Dataset records on visual material |
━━━━

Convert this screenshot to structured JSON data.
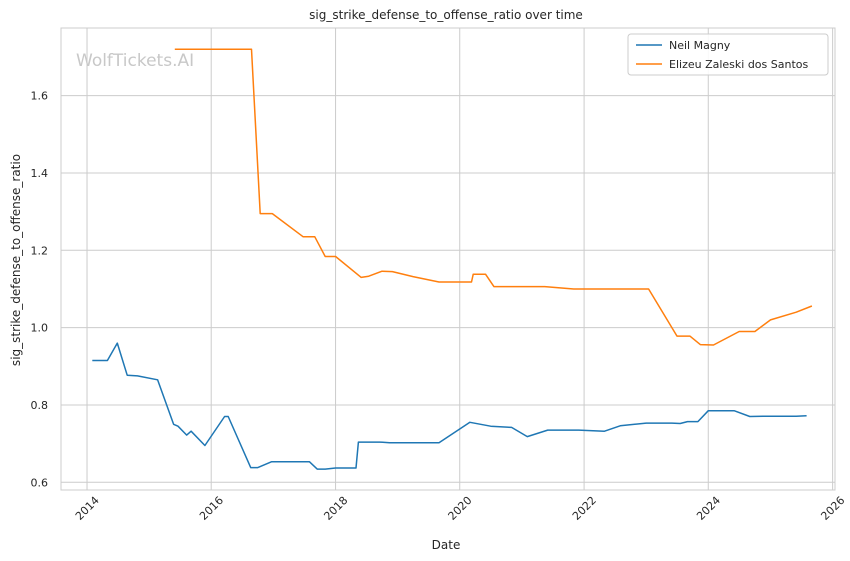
{
  "chart_data": {
    "type": "line",
    "title": "sig_strike_defense_to_offense_ratio over time",
    "xlabel": "Date",
    "ylabel": "sig_strike_defense_to_offense_ratio",
    "watermark": "WolfTickets.AI",
    "xlim": [
      "2013-08-01",
      "2026-01-15"
    ],
    "ylim": [
      0.58,
      1.775
    ],
    "x_ticks": [
      "2014",
      "2016",
      "2018",
      "2020",
      "2022",
      "2024",
      "2026"
    ],
    "y_ticks": [
      "0.6",
      "0.8",
      "1.0",
      "1.2",
      "1.4",
      "1.6"
    ],
    "grid": true,
    "legend_position": "top-right",
    "series": [
      {
        "name": "Neil Magny",
        "color": "#1f77b4",
        "points": [
          [
            "2014-02-01",
            0.915
          ],
          [
            "2014-05-01",
            0.915
          ],
          [
            "2014-06-28",
            0.96
          ],
          [
            "2014-08-25",
            0.877
          ],
          [
            "2014-10-25",
            0.875
          ],
          [
            "2015-02-20",
            0.865
          ],
          [
            "2015-05-25",
            0.75
          ],
          [
            "2015-06-20",
            0.745
          ],
          [
            "2015-08-10",
            0.722
          ],
          [
            "2015-09-05",
            0.732
          ],
          [
            "2015-11-25",
            0.695
          ],
          [
            "2016-03-20",
            0.77
          ],
          [
            "2016-04-10",
            0.77
          ],
          [
            "2016-08-20",
            0.638
          ],
          [
            "2016-10-01",
            0.638
          ],
          [
            "2016-12-20",
            0.653
          ],
          [
            "2017-08-01",
            0.653
          ],
          [
            "2017-09-15",
            0.634
          ],
          [
            "2017-11-01",
            0.634
          ],
          [
            "2018-01-01",
            0.637
          ],
          [
            "2018-05-01",
            0.637
          ],
          [
            "2018-05-15",
            0.704
          ],
          [
            "2018-09-20",
            0.704
          ],
          [
            "2018-11-15",
            0.702
          ],
          [
            "2019-09-01",
            0.702
          ],
          [
            "2020-03-01",
            0.755
          ],
          [
            "2020-07-01",
            0.745
          ],
          [
            "2020-11-01",
            0.742
          ],
          [
            "2021-02-01",
            0.718
          ],
          [
            "2021-06-01",
            0.735
          ],
          [
            "2021-12-01",
            0.735
          ],
          [
            "2022-05-01",
            0.732
          ],
          [
            "2022-08-01",
            0.746
          ],
          [
            "2023-01-01",
            0.753
          ],
          [
            "2023-06-01",
            0.753
          ],
          [
            "2023-07-20",
            0.752
          ],
          [
            "2023-09-01",
            0.757
          ],
          [
            "2023-11-01",
            0.757
          ],
          [
            "2024-01-01",
            0.785
          ],
          [
            "2024-06-01",
            0.785
          ],
          [
            "2024-09-01",
            0.77
          ],
          [
            "2024-12-01",
            0.771
          ],
          [
            "2025-06-01",
            0.771
          ],
          [
            "2025-08-01",
            0.772
          ]
        ]
      },
      {
        "name": "Elizeu Zaleski dos Santos",
        "color": "#ff7f0e",
        "points": [
          [
            "2015-06-01",
            1.72
          ],
          [
            "2016-08-25",
            1.72
          ],
          [
            "2016-10-15",
            1.295
          ],
          [
            "2016-12-25",
            1.295
          ],
          [
            "2017-06-25",
            1.235
          ],
          [
            "2017-09-01",
            1.235
          ],
          [
            "2017-11-01",
            1.184
          ],
          [
            "2018-01-01",
            1.184
          ],
          [
            "2018-06-01",
            1.13
          ],
          [
            "2018-07-15",
            1.133
          ],
          [
            "2018-10-01",
            1.146
          ],
          [
            "2018-12-01",
            1.145
          ],
          [
            "2019-04-01",
            1.132
          ],
          [
            "2019-09-01",
            1.118
          ],
          [
            "2020-03-10",
            1.118
          ],
          [
            "2020-03-20",
            1.138
          ],
          [
            "2020-06-01",
            1.138
          ],
          [
            "2020-07-20",
            1.106
          ],
          [
            "2021-05-15",
            1.106
          ],
          [
            "2021-11-01",
            1.1
          ],
          [
            "2023-01-15",
            1.1
          ],
          [
            "2023-07-01",
            0.978
          ],
          [
            "2023-09-15",
            0.978
          ],
          [
            "2023-11-15",
            0.956
          ],
          [
            "2024-02-01",
            0.955
          ],
          [
            "2024-07-01",
            0.99
          ],
          [
            "2024-10-01",
            0.99
          ],
          [
            "2025-01-01",
            1.02
          ],
          [
            "2025-06-01",
            1.04
          ],
          [
            "2025-09-01",
            1.056
          ]
        ]
      }
    ]
  }
}
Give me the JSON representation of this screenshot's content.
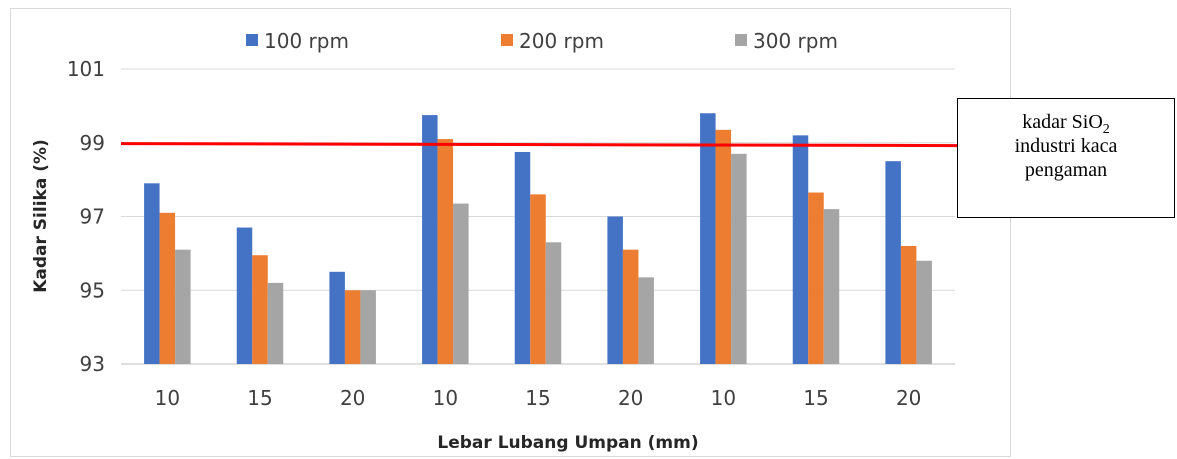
{
  "chart_data": {
    "type": "bar",
    "categories": [
      "10",
      "15",
      "20",
      "10",
      "15",
      "20",
      "10",
      "15",
      "20"
    ],
    "series": [
      {
        "name": "100 rpm",
        "color": "#4472c4",
        "values": [
          97.9,
          96.7,
          95.5,
          99.75,
          98.75,
          97.0,
          99.8,
          99.2,
          98.5
        ]
      },
      {
        "name": "200 rpm",
        "color": "#ed7d31",
        "values": [
          97.1,
          95.95,
          95.0,
          99.1,
          97.6,
          96.1,
          99.35,
          97.65,
          96.2
        ]
      },
      {
        "name": "300 rpm",
        "color": "#a5a5a5",
        "values": [
          96.1,
          95.2,
          95.0,
          97.35,
          96.3,
          95.35,
          98.7,
          97.2,
          95.8
        ]
      }
    ],
    "ylim": [
      93,
      101
    ],
    "yticks": [
      "93",
      "95",
      "97",
      "99",
      "101"
    ],
    "ylabel": "Kadar Silika (%)",
    "xlabel": "Lebar Lubang Umpan (mm)",
    "reference_line": {
      "value": 98.95,
      "color": "#ff0000"
    },
    "grid": true,
    "legend_position": "top"
  },
  "annotation": {
    "line1_prefix": "kadar SiO",
    "line1_subscript": "2",
    "line2": "industri kaca",
    "line3": "pengaman"
  }
}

━━━━

Return only the number of lines in the data above that include the word "xlabel".

RIGHT ANSWER | 2